◆ **Dataset records**
########

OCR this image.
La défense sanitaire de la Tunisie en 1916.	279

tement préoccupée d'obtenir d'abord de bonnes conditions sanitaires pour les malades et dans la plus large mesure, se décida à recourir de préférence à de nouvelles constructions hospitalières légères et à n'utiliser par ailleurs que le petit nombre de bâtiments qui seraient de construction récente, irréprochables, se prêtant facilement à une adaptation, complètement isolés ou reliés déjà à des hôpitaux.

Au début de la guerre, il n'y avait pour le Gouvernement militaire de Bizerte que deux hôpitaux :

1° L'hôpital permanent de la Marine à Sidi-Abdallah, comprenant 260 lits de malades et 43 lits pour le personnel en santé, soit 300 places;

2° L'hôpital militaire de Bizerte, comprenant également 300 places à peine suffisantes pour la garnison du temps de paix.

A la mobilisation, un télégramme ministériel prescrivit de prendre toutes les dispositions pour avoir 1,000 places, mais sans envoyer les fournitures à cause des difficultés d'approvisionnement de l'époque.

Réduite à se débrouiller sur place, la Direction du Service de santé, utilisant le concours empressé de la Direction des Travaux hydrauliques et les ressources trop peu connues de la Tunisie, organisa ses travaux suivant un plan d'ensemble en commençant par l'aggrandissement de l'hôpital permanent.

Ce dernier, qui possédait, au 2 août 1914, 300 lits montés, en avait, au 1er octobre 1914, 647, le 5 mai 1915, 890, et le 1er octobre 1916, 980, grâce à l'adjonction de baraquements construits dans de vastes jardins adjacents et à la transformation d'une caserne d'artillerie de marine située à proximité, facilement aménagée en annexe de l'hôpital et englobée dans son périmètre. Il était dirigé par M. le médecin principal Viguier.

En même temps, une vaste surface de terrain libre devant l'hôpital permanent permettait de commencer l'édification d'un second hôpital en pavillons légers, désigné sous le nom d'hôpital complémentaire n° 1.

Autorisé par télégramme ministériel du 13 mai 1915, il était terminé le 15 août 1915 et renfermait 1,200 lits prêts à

########

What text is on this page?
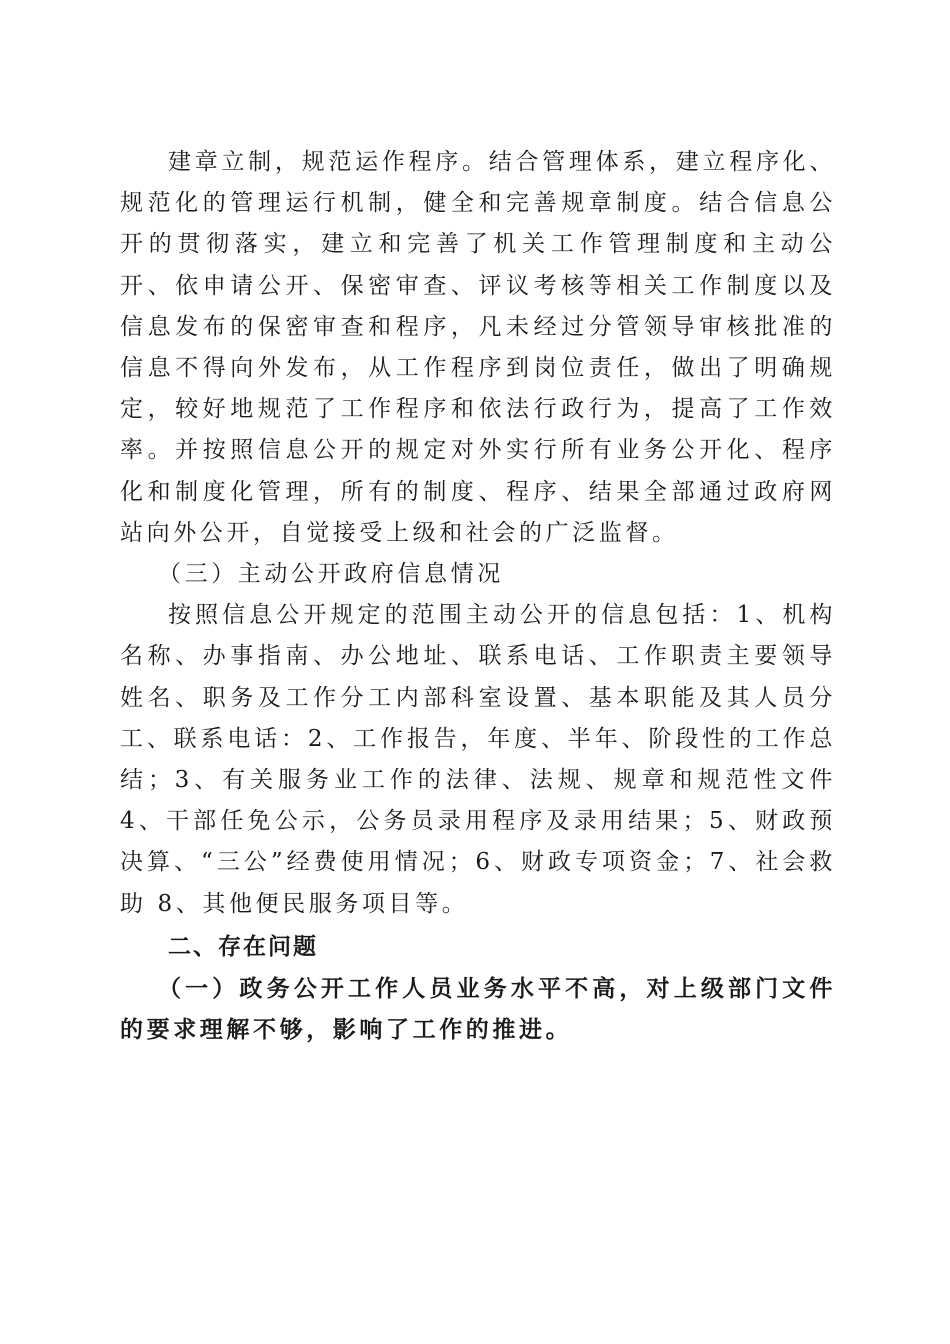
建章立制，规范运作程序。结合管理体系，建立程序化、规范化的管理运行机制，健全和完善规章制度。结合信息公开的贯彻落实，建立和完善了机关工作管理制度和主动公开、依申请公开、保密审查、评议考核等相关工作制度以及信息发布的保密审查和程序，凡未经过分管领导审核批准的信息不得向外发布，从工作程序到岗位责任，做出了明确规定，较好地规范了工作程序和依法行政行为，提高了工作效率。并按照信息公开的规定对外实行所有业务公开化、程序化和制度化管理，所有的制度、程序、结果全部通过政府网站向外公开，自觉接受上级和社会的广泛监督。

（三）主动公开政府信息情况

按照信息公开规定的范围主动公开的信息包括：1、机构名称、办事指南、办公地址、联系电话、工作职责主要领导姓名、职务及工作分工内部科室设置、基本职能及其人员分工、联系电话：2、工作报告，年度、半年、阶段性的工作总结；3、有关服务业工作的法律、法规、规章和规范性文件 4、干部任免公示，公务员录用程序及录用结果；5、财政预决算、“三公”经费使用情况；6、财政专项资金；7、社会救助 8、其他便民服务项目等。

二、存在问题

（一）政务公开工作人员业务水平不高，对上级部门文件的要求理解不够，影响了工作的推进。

########

◆ **Objective**
Using the material above, work out how many lines contain the string "this". Give that number alone.

◆ **Final result**
2